Excerpted records:
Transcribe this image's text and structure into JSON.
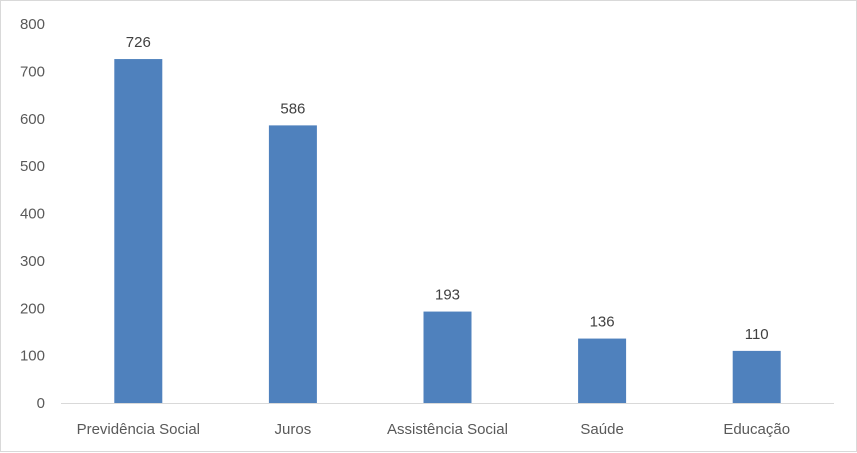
{
  "chart_data": {
    "type": "bar",
    "categories": [
      "Previdência Social",
      "Juros",
      "Assistência Social",
      "Saúde",
      "Educação"
    ],
    "values": [
      726,
      586,
      193,
      136,
      110
    ],
    "data_labels": [
      "726",
      "586",
      "193",
      "136",
      "110"
    ],
    "y_ticks": [
      "0",
      "100",
      "200",
      "300",
      "400",
      "500",
      "600",
      "700",
      "800"
    ],
    "ylim": [
      0,
      800
    ],
    "grid": false,
    "legend": "none",
    "title": "",
    "xlabel": "",
    "ylabel": "",
    "colors": {
      "bar": "#4f81bd",
      "axis": "#d9d9d9"
    }
  }
}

What the exercise asks:
Omit the images and transcribe all of the records above word for word.

Output below:
Transcribe this image's text and structure into JSON.
{
  "chart_data": {
    "type": "bar",
    "categories": [
      "Previdência Social",
      "Juros",
      "Assistência Social",
      "Saúde",
      "Educação"
    ],
    "values": [
      726,
      586,
      193,
      136,
      110
    ],
    "data_labels": [
      "726",
      "586",
      "193",
      "136",
      "110"
    ],
    "y_ticks": [
      "0",
      "100",
      "200",
      "300",
      "400",
      "500",
      "600",
      "700",
      "800"
    ],
    "ylim": [
      0,
      800
    ],
    "grid": false,
    "legend": "none",
    "title": "",
    "xlabel": "",
    "ylabel": "",
    "colors": {
      "bar": "#4f81bd",
      "axis": "#d9d9d9"
    }
  }
}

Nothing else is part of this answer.